* **Task statement**
Search the records that follow and extract every line containing the string "name".

[Records from a collection]
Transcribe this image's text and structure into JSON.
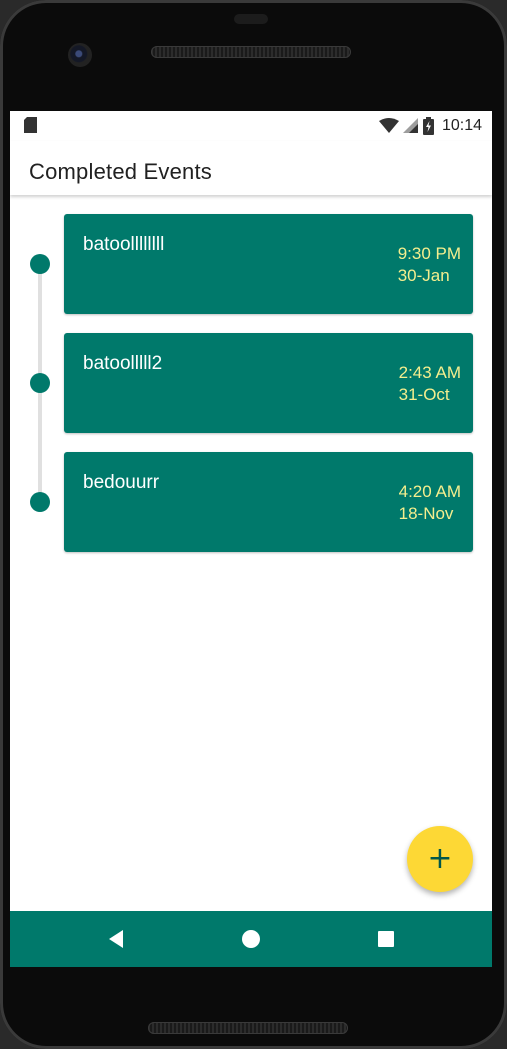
{
  "status_bar": {
    "time": "10:14",
    "icons": [
      "sd-card-icon",
      "wifi-icon",
      "cell-signal-icon",
      "battery-charging-icon"
    ]
  },
  "app_bar": {
    "title": "Completed Events"
  },
  "events": [
    {
      "name": "batoollllllll",
      "time": "9:30 PM",
      "date": "30-Jan"
    },
    {
      "name": "batoolllll2",
      "time": "2:43 AM",
      "date": "31-Oct"
    },
    {
      "name": "bedouurr",
      "time": "4:20 AM",
      "date": "18-Nov"
    }
  ],
  "fab": {
    "label": "+",
    "icon": "add-icon"
  },
  "nav_bar": {
    "icons": [
      "back-icon",
      "home-icon",
      "recents-icon"
    ]
  },
  "colors": {
    "primary": "#00796b",
    "card_time_text": "#f4ee8e",
    "fab": "#fdd835",
    "timeline_line": "#e0e0e0"
  }
}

* **Correct answer**
      "name": "batoollllllll",
      "name": "batoolllll2",
      "name": "bedouurr",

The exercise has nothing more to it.